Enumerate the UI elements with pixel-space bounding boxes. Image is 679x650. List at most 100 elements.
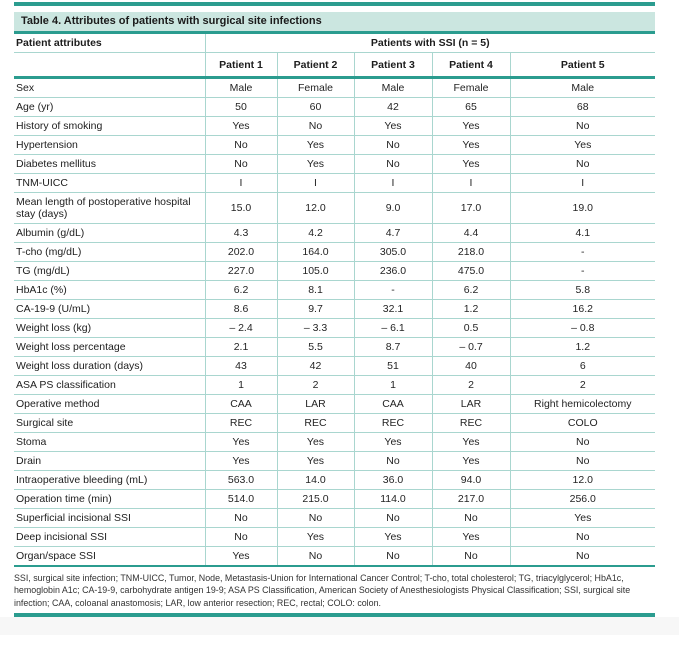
cell-value: Yes: [353, 432, 432, 452]
cell-value: No: [204, 154, 277, 174]
cell-value: – 2.4: [204, 318, 277, 338]
cell-value: 65: [431, 97, 510, 117]
cell-value: 6.2: [204, 280, 277, 300]
table-row: HbA1c (%) 6.2 8.1-6.2 5.8: [14, 280, 656, 300]
cell-value: -: [509, 242, 656, 262]
cell-value: 17.0: [431, 192, 510, 224]
cell-value: 94.0: [431, 470, 510, 490]
cell-value: 0.5: [431, 318, 510, 338]
cell-value: No: [509, 432, 656, 452]
cell-value: 50: [204, 97, 277, 117]
cell-value: 2.1: [204, 337, 277, 357]
cell-value: 236.0: [353, 261, 432, 281]
cell-value: COLO: [509, 413, 656, 433]
row-label: Surgical site: [14, 413, 205, 433]
table-row: Mean length of postoperative hospital st…: [14, 192, 656, 224]
cell-value: Yes: [276, 451, 354, 471]
cell-value: 217.0: [431, 489, 510, 509]
table-row: CA-19-9 (U/mL) 8.6 9.7 32.1 1.2 16.2: [14, 299, 656, 319]
row-label: T-cho (mg/dL): [14, 242, 205, 262]
cell-value: REC: [276, 413, 354, 433]
cell-value: 32.1: [353, 299, 432, 319]
table-row: TNM-UICC I I I I I: [14, 173, 656, 193]
cell-value: No: [276, 508, 354, 528]
cell-value: 42: [276, 356, 354, 376]
cell-value: No: [431, 546, 510, 567]
cell-value: No: [353, 154, 432, 174]
table-row: Superficial incisional SSI No No No No Yes: [14, 508, 656, 528]
table-row: T-cho (mg/dL) 202.0 164.0 305.0 218.0-: [14, 242, 656, 262]
cell-value: 6.2: [431, 280, 510, 300]
page-bottom-rule: [14, 612, 655, 617]
table-row: ASA PS classification 1 2 1 2 2: [14, 375, 656, 395]
cell-value: 19.0: [509, 192, 656, 224]
table-row: Surgical site REC REC REC REC COLO: [14, 413, 656, 433]
column-header-patient: Patient 1: [204, 52, 277, 79]
table-body: Sex Male Female Male Female Male Age (yr) 50 60 4…: [14, 77, 656, 567]
row-label: Superficial incisional SSI: [14, 508, 205, 528]
cell-value: No: [509, 451, 656, 471]
row-label: Operative method: [14, 394, 205, 414]
cell-value: 51: [353, 356, 432, 376]
cell-value: No: [353, 451, 432, 471]
cell-value: I: [509, 173, 656, 193]
cell-value: No: [353, 508, 432, 528]
cell-value: 4.7: [353, 223, 432, 243]
column-header-patient: Patient 5: [509, 52, 656, 79]
cell-value: 1.2: [431, 299, 510, 319]
table-row: Drain Yes Yes No Yes No: [14, 451, 656, 471]
column-header-patient: Patient 2: [276, 52, 354, 79]
table-row: Age (yr) 50 60 42 65 68: [14, 97, 656, 117]
cell-value: REC: [204, 413, 277, 433]
cell-value: No: [353, 546, 432, 567]
cell-value: 8.7: [353, 337, 432, 357]
table-row: TG (mg/dL) 227.0 105.0 236.0 475.0-: [14, 261, 656, 281]
cell-value: Yes: [204, 546, 277, 567]
cell-value: 563.0: [204, 470, 277, 490]
cell-value: 1.2: [509, 337, 656, 357]
cell-value: 202.0: [204, 242, 277, 262]
row-label: Weight loss percentage: [14, 337, 205, 357]
cell-value: 40: [431, 356, 510, 376]
cell-value: No: [353, 135, 432, 155]
cell-value: Female: [431, 77, 510, 98]
cell-value: – 6.1: [353, 318, 432, 338]
cell-value: Yes: [431, 432, 510, 452]
cell-value: 4.3: [204, 223, 277, 243]
cell-value: Yes: [431, 527, 510, 547]
cell-value: Yes: [204, 116, 277, 136]
row-label: Operation time (min): [14, 489, 205, 509]
cell-value: Yes: [276, 154, 354, 174]
cell-value: REC: [353, 413, 432, 433]
page-lower-margin: [0, 616, 679, 635]
cell-value: Female: [276, 77, 354, 98]
empty-header-cell: [14, 52, 205, 79]
cell-value: Male: [353, 77, 432, 98]
table-row: Operative method CAA LAR CAA LAR Right hemico…: [14, 394, 656, 414]
cell-value: Yes: [204, 451, 277, 471]
cell-value: 5.8: [509, 280, 656, 300]
row-label: TNM-UICC: [14, 173, 205, 193]
cell-value: 68: [509, 97, 656, 117]
cell-value: REC: [431, 413, 510, 433]
table-top-rule: [14, 2, 655, 6]
cell-value: Yes: [353, 527, 432, 547]
cell-value: 164.0: [276, 242, 354, 262]
cell-value: Yes: [431, 154, 510, 174]
cell-value: 227.0: [204, 261, 277, 281]
row-label: Hypertension: [14, 135, 205, 155]
cell-value: 42: [353, 97, 432, 117]
cell-value: Yes: [431, 451, 510, 471]
cell-value: – 0.8: [509, 318, 656, 338]
cell-value: 1: [353, 375, 432, 395]
row-label: Sex: [14, 77, 205, 98]
cell-value: -: [509, 261, 656, 281]
header-row-patients: Patient 1 Patient 2 Patient 3 Patient 4 Pati…: [14, 52, 656, 79]
cell-value: 8.6: [204, 299, 277, 319]
cell-value: I: [431, 173, 510, 193]
cell-value: 2: [431, 375, 510, 395]
cell-value: 114.0: [353, 489, 432, 509]
cell-value: No: [509, 546, 656, 567]
row-label: Age (yr): [14, 97, 205, 117]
····················
What is needed
A verbatim copy of the entries, without the pictures, is what this task requires.

Written response
Enumerate the UI elements with pixel-space bounding boxes. Image is 679x650. List at most 100 elements.
cell-value: Yes: [353, 432, 432, 452]
cell-value: No: [204, 154, 277, 174]
cell-value: – 2.4: [204, 318, 277, 338]
cell-value: 65: [431, 97, 510, 117]
cell-value: 6.2: [204, 280, 277, 300]
table-row: HbA1c (%) 6.2 8.1-6.2 5.8: [14, 280, 656, 300]
cell-value: -: [509, 242, 656, 262]
cell-value: 17.0: [431, 192, 510, 224]
cell-value: 94.0: [431, 470, 510, 490]
cell-value: 0.5: [431, 318, 510, 338]
cell-value: No: [509, 432, 656, 452]
cell-value: 50: [204, 97, 277, 117]
cell-value: 2.1: [204, 337, 277, 357]
cell-value: 236.0: [353, 261, 432, 281]
cell-value: COLO: [509, 413, 656, 433]
row-label: Surgical site: [14, 413, 205, 433]
table-row: Mean length of postoperative hospital st…: [14, 192, 656, 224]
cell-value: Yes: [276, 451, 354, 471]
cell-value: 217.0: [431, 489, 510, 509]
table-row: CA-19-9 (U/mL) 8.6 9.7 32.1 1.2 16.2: [14, 299, 656, 319]
row-label: T-cho (mg/dL): [14, 242, 205, 262]
cell-value: REC: [276, 413, 354, 433]
cell-value: 32.1: [353, 299, 432, 319]
table-row: TNM-UICC I I I I I: [14, 173, 656, 193]
cell-value: No: [276, 508, 354, 528]
cell-value: 42: [276, 356, 354, 376]
cell-value: No: [431, 546, 510, 567]
cell-value: No: [353, 154, 432, 174]
table-row: Superficial incisional SSI No No No No Yes: [14, 508, 656, 528]
table-row: T-cho (mg/dL) 202.0 164.0 305.0 218.0-: [14, 242, 656, 262]
cell-value: 6.2: [431, 280, 510, 300]
page-bottom-rule: [14, 612, 655, 617]
table-row: ASA PS classification 1 2 1 2 2: [14, 375, 656, 395]
cell-value: 19.0: [509, 192, 656, 224]
table-row: Surgical site REC REC REC REC COLO: [14, 413, 656, 433]
column-header-patient: Patient 1: [204, 52, 277, 79]
table-body: Sex Male Female Male Female Male Age (yr) 50 60 4…: [14, 77, 656, 567]
row-label: Superficial incisional SSI: [14, 508, 205, 528]
cell-value: No: [509, 451, 656, 471]
row-label: Operative method: [14, 394, 205, 414]
cell-value: 51: [353, 356, 432, 376]
cell-value: No: [353, 451, 432, 471]
cell-value: I: [509, 173, 656, 193]
cell-value: No: [353, 508, 432, 528]
cell-value: 4.7: [353, 223, 432, 243]
column-header-patient: Patient 5: [509, 52, 656, 79]
cell-value: 1.2: [431, 299, 510, 319]
table-row: Drain Yes Yes No Yes No: [14, 451, 656, 471]
column-header-patient: Patient 2: [276, 52, 354, 79]
table-row: Age (yr) 50 60 42 65 68: [14, 97, 656, 117]
cell-value: REC: [204, 413, 277, 433]
cell-value: No: [353, 546, 432, 567]
cell-value: 8.7: [353, 337, 432, 357]
table-row: TG (mg/dL) 227.0 105.0 236.0 475.0-: [14, 261, 656, 281]
cell-value: Yes: [204, 546, 277, 567]
cell-value: 563.0: [204, 470, 277, 490]
cell-value: 1.2: [509, 337, 656, 357]
cell-value: 202.0: [204, 242, 277, 262]
row-label: Weight loss percentage: [14, 337, 205, 357]
cell-value: 40: [431, 356, 510, 376]
cell-value: No: [353, 135, 432, 155]
cell-value: Female: [431, 77, 510, 98]
cell-value: – 6.1: [353, 318, 432, 338]
cell-value: Yes: [431, 432, 510, 452]
cell-value: 4.3: [204, 223, 277, 243]
cell-value: Yes: [431, 527, 510, 547]
cell-value: Yes: [204, 116, 277, 136]
row-label: Operation time (min): [14, 489, 205, 509]
cell-value: Yes: [276, 154, 354, 174]
cell-value: REC: [353, 413, 432, 433]
page-lower-margin: [0, 616, 679, 635]
cell-value: Female: [276, 77, 354, 98]
empty-header-cell: [14, 52, 205, 79]
cell-value: Male: [353, 77, 432, 98]
table-row: Operative method CAA LAR CAA LAR Right hemico…: [14, 394, 656, 414]
cell-value: Yes: [204, 451, 277, 471]
cell-value: 5.8: [509, 280, 656, 300]
row-label: TNM-UICC: [14, 173, 205, 193]
cell-value: 68: [509, 97, 656, 117]
cell-value: REC: [431, 413, 510, 433]
table-top-rule: [14, 2, 655, 6]
cell-value: Yes: [353, 527, 432, 547]
cell-value: 164.0: [276, 242, 354, 262]
cell-value: Yes: [431, 154, 510, 174]
cell-value: 227.0: [204, 261, 277, 281]
row-label: Hypertension: [14, 135, 205, 155]
cell-value: 42: [353, 97, 432, 117]
cell-value: Yes: [431, 451, 510, 471]
cell-value: – 0.8: [509, 318, 656, 338]
cell-value: 1: [353, 375, 432, 395]
row-label: Sex: [14, 77, 205, 98]
cell-value: -: [509, 261, 656, 281]
header-row-patients: Patient 1 Patient 2 Patient 3 Patient 4 Pati…: [14, 52, 656, 79]
cell-value: 8.6: [204, 299, 277, 319]
cell-value: I: [431, 173, 510, 193]
cell-value: 2: [431, 375, 510, 395]
cell-value: 114.0: [353, 489, 432, 509]
cell-value: No: [509, 546, 656, 567]
row-label: Age (yr): [14, 97, 205, 117]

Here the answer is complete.